PROBLEM: Copy out every line of the listing below word for word, with nothing changed.
== LISTED ENTRIES ==
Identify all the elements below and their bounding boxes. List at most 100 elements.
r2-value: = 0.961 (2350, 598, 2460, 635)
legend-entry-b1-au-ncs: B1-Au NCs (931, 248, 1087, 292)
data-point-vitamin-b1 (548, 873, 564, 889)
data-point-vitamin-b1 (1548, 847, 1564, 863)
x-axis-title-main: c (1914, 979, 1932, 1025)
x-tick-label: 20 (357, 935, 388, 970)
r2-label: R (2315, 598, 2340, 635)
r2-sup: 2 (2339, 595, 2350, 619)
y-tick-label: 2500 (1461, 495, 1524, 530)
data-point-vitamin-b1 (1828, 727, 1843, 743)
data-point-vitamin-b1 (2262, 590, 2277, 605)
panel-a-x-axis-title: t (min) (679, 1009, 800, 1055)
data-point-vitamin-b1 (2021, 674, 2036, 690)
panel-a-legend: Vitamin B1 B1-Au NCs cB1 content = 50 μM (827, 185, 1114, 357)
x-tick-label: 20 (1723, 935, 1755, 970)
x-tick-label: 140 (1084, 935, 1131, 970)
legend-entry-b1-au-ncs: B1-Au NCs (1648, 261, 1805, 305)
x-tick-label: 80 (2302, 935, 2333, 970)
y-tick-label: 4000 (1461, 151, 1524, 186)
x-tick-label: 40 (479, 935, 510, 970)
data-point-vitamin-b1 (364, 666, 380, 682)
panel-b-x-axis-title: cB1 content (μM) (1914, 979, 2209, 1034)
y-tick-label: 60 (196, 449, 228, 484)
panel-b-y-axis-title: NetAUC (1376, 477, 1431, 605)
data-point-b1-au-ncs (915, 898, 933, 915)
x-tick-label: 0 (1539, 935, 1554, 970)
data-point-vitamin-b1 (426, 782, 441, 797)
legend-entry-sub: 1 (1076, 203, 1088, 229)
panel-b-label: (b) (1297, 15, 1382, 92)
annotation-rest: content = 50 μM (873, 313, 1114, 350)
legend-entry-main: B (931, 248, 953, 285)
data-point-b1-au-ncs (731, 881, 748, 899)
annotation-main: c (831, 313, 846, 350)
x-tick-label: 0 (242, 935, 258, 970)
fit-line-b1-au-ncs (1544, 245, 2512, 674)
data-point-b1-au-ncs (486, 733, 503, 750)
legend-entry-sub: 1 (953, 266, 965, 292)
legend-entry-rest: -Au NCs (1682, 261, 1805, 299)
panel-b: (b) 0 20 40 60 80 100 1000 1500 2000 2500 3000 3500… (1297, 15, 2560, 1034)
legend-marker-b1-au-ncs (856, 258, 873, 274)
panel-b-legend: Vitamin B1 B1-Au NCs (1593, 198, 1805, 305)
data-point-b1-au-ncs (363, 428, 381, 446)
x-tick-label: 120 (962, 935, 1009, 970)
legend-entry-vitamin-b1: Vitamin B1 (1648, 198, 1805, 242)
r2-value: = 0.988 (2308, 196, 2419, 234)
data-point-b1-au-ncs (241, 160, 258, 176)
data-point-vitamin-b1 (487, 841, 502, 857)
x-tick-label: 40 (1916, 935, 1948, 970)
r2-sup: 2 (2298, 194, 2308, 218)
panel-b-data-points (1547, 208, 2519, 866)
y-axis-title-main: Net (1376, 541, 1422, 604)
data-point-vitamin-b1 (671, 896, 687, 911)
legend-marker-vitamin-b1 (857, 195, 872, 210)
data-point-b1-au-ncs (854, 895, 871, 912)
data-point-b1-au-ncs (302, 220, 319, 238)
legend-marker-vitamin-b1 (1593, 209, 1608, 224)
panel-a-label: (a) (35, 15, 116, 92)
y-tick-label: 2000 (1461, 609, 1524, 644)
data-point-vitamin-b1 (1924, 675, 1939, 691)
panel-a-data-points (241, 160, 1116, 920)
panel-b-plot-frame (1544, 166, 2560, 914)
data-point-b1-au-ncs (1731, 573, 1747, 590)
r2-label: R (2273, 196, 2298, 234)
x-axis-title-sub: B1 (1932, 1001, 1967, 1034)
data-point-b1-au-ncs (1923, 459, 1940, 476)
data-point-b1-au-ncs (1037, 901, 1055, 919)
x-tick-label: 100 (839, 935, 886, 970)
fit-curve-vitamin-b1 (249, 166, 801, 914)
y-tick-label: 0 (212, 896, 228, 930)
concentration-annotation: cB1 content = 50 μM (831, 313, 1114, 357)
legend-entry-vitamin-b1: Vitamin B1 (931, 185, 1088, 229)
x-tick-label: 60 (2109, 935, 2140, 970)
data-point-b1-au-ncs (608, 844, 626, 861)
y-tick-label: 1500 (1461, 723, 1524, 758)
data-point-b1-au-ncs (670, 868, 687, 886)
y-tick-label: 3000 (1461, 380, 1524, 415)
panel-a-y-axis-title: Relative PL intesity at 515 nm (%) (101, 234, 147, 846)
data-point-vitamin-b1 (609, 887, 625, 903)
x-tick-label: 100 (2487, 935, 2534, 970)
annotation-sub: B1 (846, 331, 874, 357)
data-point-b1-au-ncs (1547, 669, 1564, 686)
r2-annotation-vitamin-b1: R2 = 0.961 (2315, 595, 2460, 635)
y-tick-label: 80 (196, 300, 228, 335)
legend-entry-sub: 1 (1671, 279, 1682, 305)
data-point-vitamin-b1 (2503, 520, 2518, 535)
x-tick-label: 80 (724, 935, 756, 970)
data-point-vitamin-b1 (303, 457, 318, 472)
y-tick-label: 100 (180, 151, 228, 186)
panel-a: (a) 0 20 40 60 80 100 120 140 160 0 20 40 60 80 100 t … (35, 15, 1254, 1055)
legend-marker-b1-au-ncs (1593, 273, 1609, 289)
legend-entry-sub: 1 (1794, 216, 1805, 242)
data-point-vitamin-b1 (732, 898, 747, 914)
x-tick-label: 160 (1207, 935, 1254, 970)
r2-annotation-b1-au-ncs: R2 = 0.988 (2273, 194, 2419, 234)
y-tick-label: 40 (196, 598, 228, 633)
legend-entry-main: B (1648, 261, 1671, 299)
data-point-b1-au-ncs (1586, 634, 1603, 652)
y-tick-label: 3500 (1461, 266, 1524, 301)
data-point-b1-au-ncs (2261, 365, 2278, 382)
===
RESULT FOR THIS EXERCISE:
Identify all the elements below and their bounding boxes. List at most 100 elements.
r2-value: = 0.961 (2350, 598, 2460, 635)
legend-entry-b1-au-ncs: B1-Au NCs (931, 248, 1087, 292)
data-point-vitamin-b1 (548, 873, 564, 889)
data-point-vitamin-b1 (1548, 847, 1564, 863)
x-axis-title-main: c (1914, 979, 1932, 1025)
x-tick-label: 20 (357, 935, 388, 970)
r2-label: R (2315, 598, 2340, 635)
r2-sup: 2 (2339, 595, 2350, 619)
y-tick-label: 2500 (1461, 495, 1524, 530)
data-point-vitamin-b1 (1828, 727, 1843, 743)
data-point-vitamin-b1 (2262, 590, 2277, 605)
panel-a-x-axis-title: t (min) (679, 1009, 800, 1055)
data-point-vitamin-b1 (2021, 674, 2036, 690)
panel-a-legend: Vitamin B1 B1-Au NCs cB1 content = 50 μM (827, 185, 1114, 357)
x-tick-label: 20 (1723, 935, 1755, 970)
x-tick-label: 140 (1084, 935, 1131, 970)
legend-entry-b1-au-ncs: B1-Au NCs (1648, 261, 1805, 305)
x-tick-label: 80 (2302, 935, 2333, 970)
y-tick-label: 4000 (1461, 151, 1524, 186)
x-tick-label: 40 (479, 935, 510, 970)
data-point-vitamin-b1 (364, 666, 380, 682)
panel-b-x-axis-title: cB1 content (μM) (1914, 979, 2209, 1034)
y-tick-label: 60 (196, 449, 228, 484)
panel-b-y-axis-title: NetAUC (1376, 477, 1431, 605)
data-point-b1-au-ncs (915, 898, 933, 915)
x-tick-label: 0 (1539, 935, 1554, 970)
data-point-vitamin-b1 (426, 782, 441, 797)
legend-entry-sub: 1 (1076, 203, 1088, 229)
panel-b-label: (b) (1297, 15, 1382, 92)
annotation-rest: content = 50 μM (873, 313, 1114, 350)
legend-entry-main: B (931, 248, 953, 285)
data-point-b1-au-ncs (731, 881, 748, 899)
annotation-main: c (831, 313, 846, 350)
x-tick-label: 0 (242, 935, 258, 970)
fit-line-b1-au-ncs (1544, 245, 2512, 674)
data-point-b1-au-ncs (486, 733, 503, 750)
legend-entry-sub: 1 (953, 266, 965, 292)
legend-entry-rest: -Au NCs (1682, 261, 1805, 299)
panel-b: (b) 0 20 40 60 80 100 1000 1500 2000 2500 3000 3500… (1297, 15, 2560, 1034)
legend-marker-b1-au-ncs (856, 258, 873, 274)
panel-b-legend: Vitamin B1 B1-Au NCs (1593, 198, 1805, 305)
data-point-b1-au-ncs (363, 428, 381, 446)
x-tick-label: 120 (962, 935, 1009, 970)
legend-entry-vitamin-b1: Vitamin B1 (1648, 198, 1805, 242)
r2-value: = 0.988 (2308, 196, 2419, 234)
data-point-b1-au-ncs (241, 160, 258, 176)
data-point-vitamin-b1 (487, 841, 502, 857)
x-tick-label: 40 (1916, 935, 1948, 970)
r2-sup: 2 (2298, 194, 2308, 218)
panel-b-data-points (1547, 208, 2519, 866)
y-axis-title-main: Net (1376, 541, 1422, 604)
data-point-vitamin-b1 (671, 896, 687, 911)
legend-marker-vitamin-b1 (857, 195, 872, 210)
data-point-b1-au-ncs (854, 895, 871, 912)
data-point-b1-au-ncs (302, 220, 319, 238)
legend-marker-vitamin-b1 (1593, 209, 1608, 224)
panel-a-label: (a) (35, 15, 116, 92)
y-tick-label: 2000 (1461, 609, 1524, 644)
data-point-vitamin-b1 (1924, 675, 1939, 691)
panel-a-data-points (241, 160, 1116, 920)
panel-b-plot-frame (1544, 166, 2560, 914)
data-point-b1-au-ncs (1731, 573, 1747, 590)
r2-label: R (2273, 196, 2298, 234)
x-axis-title-sub: B1 (1932, 1001, 1967, 1034)
data-point-b1-au-ncs (1923, 459, 1940, 476)
data-point-b1-au-ncs (1037, 901, 1055, 919)
x-tick-label: 100 (839, 935, 886, 970)
fit-curve-vitamin-b1 (249, 166, 801, 914)
y-tick-label: 0 (212, 896, 228, 930)
concentration-annotation: cB1 content = 50 μM (831, 313, 1114, 357)
legend-entry-vitamin-b1: Vitamin B1 (931, 185, 1088, 229)
x-tick-label: 60 (2109, 935, 2140, 970)
data-point-b1-au-ncs (608, 844, 626, 861)
y-tick-label: 1500 (1461, 723, 1524, 758)
data-point-b1-au-ncs (670, 868, 687, 886)
y-tick-label: 3000 (1461, 380, 1524, 415)
panel-a-y-axis-title: Relative PL intesity at 515 nm (%) (101, 234, 147, 846)
data-point-vitamin-b1 (609, 887, 625, 903)
x-tick-label: 100 (2487, 935, 2534, 970)
annotation-sub: B1 (846, 331, 874, 357)
data-point-b1-au-ncs (1547, 669, 1564, 686)
r2-annotation-vitamin-b1: R2 = 0.961 (2315, 595, 2460, 635)
y-tick-label: 80 (196, 300, 228, 335)
legend-entry-sub: 1 (1671, 279, 1682, 305)
data-point-vitamin-b1 (2503, 520, 2518, 535)
x-tick-label: 80 (724, 935, 756, 970)
data-point-vitamin-b1 (303, 457, 318, 472)
y-tick-label: 100 (180, 151, 228, 186)
panel-a: (a) 0 20 40 60 80 100 120 140 160 0 20 40 60 80 100 t … (35, 15, 1254, 1055)
legend-marker-b1-au-ncs (1593, 273, 1609, 289)
legend-entry-sub: 1 (1794, 216, 1805, 242)
data-point-vitamin-b1 (732, 898, 747, 914)
x-tick-label: 160 (1207, 935, 1254, 970)
r2-annotation-b1-au-ncs: R2 = 0.988 (2273, 194, 2419, 234)
y-tick-label: 40 (196, 598, 228, 633)
legend-entry-main: B (1648, 261, 1671, 299)
data-point-b1-au-ncs (1586, 634, 1603, 652)
y-tick-label: 3500 (1461, 266, 1524, 301)
data-point-b1-au-ncs (2261, 365, 2278, 382)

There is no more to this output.